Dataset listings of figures
══════

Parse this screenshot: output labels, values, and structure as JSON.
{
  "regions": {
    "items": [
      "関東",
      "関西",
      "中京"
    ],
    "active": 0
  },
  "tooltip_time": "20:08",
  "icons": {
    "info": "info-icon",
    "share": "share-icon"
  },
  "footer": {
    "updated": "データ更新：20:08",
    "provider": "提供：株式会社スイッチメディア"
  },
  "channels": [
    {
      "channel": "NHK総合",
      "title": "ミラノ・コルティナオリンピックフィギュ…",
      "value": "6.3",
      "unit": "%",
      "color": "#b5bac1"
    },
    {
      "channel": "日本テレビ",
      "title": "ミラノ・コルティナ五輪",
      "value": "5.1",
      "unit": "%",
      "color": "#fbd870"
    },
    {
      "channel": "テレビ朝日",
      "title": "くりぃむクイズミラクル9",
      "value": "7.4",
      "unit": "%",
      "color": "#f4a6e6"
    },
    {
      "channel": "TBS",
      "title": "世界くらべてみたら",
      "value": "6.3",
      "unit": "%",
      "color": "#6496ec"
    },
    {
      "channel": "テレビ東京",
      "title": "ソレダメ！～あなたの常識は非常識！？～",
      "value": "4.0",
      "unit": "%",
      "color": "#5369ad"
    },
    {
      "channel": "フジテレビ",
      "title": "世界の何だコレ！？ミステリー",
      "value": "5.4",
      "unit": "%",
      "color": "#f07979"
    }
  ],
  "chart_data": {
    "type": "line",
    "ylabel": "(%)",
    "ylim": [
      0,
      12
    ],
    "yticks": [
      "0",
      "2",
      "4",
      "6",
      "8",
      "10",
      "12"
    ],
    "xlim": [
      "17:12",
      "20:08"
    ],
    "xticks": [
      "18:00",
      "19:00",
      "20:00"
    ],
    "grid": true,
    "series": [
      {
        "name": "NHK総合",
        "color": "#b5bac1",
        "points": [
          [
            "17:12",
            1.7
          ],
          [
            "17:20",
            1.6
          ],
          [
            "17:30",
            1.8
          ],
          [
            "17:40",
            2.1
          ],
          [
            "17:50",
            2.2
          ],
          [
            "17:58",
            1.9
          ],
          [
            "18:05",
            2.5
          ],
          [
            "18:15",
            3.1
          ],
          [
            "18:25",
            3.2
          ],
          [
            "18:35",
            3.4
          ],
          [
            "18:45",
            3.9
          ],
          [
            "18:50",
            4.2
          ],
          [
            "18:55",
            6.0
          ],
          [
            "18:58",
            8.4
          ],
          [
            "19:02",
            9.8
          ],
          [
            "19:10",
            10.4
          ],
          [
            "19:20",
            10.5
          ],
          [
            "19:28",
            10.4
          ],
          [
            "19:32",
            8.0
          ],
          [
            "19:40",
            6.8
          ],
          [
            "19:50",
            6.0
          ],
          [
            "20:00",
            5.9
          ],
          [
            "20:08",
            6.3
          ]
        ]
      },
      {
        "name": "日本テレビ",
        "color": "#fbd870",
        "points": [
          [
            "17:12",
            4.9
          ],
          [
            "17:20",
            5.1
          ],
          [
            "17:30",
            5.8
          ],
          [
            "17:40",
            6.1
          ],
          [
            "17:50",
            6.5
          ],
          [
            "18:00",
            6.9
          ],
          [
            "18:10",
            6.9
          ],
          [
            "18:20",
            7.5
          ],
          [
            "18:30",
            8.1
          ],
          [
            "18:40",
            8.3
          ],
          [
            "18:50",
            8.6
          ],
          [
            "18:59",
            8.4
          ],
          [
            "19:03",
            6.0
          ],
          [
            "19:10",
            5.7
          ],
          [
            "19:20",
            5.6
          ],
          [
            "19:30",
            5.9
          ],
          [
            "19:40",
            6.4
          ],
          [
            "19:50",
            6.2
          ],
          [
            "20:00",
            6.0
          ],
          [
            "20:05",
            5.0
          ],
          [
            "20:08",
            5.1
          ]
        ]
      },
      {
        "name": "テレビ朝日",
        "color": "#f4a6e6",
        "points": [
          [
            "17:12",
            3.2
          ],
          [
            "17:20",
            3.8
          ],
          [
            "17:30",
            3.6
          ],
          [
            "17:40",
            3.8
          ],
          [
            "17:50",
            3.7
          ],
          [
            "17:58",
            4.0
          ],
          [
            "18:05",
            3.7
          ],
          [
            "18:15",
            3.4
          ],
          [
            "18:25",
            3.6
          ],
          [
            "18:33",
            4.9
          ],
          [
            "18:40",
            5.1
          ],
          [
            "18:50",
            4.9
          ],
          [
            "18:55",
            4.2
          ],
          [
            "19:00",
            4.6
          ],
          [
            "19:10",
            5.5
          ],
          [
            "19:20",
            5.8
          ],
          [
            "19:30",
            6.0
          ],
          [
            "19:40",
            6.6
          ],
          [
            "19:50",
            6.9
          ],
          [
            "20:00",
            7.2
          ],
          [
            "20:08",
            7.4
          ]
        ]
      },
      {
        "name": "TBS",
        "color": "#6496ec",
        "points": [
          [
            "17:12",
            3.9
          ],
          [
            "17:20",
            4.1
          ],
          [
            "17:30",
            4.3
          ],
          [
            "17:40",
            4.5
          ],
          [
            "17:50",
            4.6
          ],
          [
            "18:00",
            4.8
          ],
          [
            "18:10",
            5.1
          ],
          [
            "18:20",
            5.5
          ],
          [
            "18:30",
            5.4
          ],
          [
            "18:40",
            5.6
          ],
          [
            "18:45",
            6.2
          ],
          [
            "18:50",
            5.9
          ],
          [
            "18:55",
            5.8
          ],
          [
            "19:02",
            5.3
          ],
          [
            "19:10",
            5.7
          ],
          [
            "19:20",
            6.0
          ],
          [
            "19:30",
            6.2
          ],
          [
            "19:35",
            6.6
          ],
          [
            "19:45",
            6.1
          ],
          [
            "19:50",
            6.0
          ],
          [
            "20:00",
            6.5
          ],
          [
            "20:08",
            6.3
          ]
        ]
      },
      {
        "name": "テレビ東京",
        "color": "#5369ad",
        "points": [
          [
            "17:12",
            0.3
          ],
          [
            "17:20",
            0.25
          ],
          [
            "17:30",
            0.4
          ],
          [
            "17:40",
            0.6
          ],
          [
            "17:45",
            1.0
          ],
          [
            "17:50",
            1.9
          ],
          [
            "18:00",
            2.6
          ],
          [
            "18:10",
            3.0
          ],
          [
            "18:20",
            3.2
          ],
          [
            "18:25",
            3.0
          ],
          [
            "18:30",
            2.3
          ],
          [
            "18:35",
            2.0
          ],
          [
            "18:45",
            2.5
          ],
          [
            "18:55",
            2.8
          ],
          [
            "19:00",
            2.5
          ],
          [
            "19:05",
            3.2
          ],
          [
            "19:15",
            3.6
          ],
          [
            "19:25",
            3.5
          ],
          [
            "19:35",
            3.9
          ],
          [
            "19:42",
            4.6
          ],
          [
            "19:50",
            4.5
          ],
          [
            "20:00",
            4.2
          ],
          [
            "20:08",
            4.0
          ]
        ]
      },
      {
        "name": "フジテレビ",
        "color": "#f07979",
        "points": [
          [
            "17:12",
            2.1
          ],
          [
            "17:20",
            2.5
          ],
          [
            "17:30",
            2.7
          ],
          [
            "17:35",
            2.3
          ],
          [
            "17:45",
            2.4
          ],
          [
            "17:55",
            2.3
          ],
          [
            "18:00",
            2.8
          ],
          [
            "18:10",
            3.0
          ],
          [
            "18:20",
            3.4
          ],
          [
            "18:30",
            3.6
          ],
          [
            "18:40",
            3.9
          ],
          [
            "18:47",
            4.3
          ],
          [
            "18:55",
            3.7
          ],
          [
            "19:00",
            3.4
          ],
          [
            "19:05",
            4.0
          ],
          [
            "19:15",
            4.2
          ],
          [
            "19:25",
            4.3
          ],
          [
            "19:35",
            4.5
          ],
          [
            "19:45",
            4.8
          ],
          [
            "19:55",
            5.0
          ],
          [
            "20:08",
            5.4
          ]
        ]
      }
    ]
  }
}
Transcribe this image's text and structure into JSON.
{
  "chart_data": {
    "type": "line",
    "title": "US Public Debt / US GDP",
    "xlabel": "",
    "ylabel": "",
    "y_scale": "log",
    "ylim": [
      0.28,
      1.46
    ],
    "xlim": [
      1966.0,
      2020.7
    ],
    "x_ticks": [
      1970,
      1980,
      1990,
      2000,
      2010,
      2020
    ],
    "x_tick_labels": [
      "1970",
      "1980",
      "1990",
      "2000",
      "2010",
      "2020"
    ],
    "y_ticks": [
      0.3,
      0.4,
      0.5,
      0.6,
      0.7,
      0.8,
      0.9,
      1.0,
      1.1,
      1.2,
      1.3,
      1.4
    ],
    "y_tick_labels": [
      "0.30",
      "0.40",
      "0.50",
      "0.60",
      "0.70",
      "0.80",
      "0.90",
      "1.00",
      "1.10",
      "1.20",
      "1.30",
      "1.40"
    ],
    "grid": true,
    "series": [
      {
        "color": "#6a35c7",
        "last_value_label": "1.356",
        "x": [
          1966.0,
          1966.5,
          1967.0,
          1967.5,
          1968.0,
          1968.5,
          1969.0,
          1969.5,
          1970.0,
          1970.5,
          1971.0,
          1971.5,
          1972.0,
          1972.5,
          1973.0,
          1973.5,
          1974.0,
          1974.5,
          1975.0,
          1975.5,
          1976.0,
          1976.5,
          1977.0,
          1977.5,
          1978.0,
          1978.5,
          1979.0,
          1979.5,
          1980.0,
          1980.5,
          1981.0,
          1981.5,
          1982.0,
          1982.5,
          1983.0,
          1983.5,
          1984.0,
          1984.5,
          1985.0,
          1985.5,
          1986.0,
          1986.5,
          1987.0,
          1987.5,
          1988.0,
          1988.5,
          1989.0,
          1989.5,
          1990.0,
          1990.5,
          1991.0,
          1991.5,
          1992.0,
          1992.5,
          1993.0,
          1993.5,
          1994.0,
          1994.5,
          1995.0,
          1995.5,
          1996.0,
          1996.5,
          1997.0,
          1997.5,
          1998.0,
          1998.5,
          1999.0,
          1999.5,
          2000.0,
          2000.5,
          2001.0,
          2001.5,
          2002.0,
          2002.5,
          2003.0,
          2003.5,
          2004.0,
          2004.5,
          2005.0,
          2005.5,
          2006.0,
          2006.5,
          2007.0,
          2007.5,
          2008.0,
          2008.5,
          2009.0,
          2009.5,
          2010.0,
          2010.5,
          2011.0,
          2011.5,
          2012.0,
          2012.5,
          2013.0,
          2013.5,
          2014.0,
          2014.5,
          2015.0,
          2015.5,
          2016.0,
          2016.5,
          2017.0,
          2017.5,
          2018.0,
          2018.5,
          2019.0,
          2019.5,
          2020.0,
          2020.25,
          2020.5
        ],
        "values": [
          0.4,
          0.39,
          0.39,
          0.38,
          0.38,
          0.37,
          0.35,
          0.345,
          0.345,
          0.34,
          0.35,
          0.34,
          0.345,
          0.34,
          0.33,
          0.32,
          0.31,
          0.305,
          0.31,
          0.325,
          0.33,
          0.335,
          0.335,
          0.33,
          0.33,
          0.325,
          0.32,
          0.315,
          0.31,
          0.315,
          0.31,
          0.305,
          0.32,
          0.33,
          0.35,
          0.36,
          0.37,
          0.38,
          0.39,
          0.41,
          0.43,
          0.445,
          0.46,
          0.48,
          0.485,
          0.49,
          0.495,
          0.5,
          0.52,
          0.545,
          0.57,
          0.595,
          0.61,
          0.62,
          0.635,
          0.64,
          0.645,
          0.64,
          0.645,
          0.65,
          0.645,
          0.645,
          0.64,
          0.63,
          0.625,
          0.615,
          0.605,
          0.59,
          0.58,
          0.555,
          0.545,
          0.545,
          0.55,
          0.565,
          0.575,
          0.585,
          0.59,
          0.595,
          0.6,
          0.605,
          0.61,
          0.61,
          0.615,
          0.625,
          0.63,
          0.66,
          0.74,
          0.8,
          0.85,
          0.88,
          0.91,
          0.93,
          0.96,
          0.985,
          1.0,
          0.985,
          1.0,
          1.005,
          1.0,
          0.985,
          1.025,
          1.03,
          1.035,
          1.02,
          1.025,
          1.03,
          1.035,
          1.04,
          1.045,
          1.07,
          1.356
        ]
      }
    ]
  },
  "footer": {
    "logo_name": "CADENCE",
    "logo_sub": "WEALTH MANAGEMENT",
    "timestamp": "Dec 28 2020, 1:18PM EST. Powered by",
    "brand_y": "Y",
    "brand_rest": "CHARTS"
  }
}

══════

▶ _Task to complete_:
Answer with one number: how many lines of the entries above include the word "this".

▶ _Task solution_:
2